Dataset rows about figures
****************************************

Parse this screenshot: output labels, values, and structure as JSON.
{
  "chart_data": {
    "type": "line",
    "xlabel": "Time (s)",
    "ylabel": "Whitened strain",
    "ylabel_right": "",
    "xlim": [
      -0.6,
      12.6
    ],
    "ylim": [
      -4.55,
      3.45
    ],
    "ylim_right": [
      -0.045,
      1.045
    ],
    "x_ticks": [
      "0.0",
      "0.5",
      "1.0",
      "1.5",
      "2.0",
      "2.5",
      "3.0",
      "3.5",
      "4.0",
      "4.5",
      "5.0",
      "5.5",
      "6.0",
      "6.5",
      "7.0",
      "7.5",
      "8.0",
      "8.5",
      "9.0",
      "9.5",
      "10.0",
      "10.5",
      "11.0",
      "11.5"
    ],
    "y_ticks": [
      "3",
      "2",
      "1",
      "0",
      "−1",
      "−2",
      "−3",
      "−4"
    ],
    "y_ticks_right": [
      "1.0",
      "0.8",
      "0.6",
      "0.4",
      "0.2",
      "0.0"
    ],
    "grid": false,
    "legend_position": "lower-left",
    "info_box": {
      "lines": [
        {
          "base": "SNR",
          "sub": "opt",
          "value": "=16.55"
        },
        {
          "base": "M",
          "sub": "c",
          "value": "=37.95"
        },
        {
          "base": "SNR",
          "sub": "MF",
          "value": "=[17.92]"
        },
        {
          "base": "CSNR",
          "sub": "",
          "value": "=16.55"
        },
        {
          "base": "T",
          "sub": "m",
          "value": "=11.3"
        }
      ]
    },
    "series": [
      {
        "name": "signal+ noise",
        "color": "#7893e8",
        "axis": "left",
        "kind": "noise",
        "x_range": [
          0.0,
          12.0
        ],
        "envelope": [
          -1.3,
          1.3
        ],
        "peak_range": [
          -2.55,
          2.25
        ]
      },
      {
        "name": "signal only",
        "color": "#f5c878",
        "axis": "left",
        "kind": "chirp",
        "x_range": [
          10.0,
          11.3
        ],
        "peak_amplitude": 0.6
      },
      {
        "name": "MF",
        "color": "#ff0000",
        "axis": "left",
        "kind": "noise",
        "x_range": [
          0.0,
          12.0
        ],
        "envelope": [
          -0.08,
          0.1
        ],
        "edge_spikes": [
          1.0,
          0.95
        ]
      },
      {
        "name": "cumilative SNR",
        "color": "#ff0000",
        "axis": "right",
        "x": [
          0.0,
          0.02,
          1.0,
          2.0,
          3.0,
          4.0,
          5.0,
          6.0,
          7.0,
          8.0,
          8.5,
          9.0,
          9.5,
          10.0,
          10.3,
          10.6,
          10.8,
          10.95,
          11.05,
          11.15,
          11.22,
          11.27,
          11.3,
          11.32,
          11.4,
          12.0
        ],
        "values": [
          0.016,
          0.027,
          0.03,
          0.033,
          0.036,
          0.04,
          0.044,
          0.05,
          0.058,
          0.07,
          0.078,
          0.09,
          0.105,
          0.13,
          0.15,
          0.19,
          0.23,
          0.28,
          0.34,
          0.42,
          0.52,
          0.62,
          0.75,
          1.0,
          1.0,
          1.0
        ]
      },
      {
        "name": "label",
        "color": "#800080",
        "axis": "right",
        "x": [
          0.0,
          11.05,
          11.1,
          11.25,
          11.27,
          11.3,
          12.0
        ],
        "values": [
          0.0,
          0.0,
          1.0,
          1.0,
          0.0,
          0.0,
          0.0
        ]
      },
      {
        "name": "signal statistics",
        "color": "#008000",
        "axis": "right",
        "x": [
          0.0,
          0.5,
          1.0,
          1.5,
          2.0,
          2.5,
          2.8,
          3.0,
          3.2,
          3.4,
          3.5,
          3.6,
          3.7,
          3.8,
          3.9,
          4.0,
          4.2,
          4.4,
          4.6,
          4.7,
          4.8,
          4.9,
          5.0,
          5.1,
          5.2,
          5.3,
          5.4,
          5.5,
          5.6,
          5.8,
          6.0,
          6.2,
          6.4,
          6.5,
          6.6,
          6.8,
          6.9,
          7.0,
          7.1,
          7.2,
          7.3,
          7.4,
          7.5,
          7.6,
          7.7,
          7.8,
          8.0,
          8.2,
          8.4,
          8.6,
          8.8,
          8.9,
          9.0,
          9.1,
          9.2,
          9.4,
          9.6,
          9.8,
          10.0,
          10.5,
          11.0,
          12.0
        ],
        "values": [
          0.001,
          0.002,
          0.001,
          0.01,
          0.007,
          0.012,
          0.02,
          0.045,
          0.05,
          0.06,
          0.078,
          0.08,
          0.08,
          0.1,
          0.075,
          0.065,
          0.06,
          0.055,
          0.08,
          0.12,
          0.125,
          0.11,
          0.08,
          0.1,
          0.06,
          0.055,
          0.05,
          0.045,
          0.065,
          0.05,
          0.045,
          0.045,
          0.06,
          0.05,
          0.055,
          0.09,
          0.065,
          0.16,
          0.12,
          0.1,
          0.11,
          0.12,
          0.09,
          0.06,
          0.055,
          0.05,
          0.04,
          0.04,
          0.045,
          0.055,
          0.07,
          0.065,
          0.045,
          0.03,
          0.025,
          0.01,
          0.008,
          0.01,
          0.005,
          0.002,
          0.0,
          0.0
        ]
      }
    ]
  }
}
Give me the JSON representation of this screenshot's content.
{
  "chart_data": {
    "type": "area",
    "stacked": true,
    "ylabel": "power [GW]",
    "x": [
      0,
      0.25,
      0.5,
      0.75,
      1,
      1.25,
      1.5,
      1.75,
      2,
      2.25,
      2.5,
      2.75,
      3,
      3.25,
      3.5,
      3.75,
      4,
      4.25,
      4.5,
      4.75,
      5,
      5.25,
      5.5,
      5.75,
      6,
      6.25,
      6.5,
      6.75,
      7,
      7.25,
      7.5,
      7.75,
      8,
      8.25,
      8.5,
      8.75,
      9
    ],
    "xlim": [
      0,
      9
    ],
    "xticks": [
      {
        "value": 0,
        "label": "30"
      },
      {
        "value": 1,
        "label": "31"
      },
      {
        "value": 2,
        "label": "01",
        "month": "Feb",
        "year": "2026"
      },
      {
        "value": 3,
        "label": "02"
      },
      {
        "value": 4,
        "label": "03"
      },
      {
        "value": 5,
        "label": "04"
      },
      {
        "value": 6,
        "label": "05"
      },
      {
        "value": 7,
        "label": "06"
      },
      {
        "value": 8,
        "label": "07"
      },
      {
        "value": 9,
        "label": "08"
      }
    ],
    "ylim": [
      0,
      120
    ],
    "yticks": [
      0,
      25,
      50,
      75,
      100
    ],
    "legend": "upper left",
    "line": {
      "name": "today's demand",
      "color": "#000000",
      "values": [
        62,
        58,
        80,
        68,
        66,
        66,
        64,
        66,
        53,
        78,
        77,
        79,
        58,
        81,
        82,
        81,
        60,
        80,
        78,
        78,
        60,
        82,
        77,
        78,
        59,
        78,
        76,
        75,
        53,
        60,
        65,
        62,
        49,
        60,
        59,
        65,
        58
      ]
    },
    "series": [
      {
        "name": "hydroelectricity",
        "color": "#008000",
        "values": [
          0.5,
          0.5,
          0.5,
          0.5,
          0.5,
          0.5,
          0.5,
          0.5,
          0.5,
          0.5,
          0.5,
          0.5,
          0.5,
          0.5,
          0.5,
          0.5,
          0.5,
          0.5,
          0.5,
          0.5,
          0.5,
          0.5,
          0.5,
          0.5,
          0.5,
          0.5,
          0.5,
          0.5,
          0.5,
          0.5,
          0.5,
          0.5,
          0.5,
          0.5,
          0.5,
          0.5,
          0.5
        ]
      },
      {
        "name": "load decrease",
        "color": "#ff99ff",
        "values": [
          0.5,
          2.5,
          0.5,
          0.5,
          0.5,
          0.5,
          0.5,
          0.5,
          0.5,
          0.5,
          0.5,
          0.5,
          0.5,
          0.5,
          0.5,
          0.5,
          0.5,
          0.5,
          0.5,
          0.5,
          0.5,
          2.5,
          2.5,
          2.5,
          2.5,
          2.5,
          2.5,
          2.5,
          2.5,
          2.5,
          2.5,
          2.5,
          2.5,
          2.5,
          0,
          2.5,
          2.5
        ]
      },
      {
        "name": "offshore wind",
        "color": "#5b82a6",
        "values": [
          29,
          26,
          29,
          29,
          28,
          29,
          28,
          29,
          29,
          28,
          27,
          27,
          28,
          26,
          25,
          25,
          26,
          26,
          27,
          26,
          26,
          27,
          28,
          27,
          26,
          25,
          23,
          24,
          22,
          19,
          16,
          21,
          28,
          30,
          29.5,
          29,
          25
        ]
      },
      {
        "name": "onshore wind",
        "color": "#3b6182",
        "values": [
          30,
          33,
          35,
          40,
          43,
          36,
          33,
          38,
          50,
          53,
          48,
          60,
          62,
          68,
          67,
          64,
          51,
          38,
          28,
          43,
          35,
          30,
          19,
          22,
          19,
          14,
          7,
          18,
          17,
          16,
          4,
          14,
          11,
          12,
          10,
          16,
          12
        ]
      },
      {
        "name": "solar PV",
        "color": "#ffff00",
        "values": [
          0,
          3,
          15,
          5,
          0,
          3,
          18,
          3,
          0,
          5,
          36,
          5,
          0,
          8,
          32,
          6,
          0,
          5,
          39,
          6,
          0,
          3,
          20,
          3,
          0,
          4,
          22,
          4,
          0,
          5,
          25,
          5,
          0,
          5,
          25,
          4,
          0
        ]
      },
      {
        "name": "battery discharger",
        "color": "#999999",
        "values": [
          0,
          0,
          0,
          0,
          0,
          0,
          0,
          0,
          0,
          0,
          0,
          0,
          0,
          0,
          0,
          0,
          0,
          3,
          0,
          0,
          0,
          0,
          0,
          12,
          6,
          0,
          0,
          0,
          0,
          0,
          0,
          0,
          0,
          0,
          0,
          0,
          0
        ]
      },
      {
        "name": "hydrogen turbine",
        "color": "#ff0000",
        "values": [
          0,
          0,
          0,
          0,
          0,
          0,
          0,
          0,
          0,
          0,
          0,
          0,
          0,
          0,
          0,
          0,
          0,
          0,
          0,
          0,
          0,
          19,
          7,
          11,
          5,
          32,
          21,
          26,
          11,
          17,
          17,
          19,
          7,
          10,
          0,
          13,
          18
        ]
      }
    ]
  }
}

****************************************

__Task__. Look through the entries above; copy every line holding the string "wind".

__Full answer__.
        "name": "offshore wind",
        "name": "onshore wind",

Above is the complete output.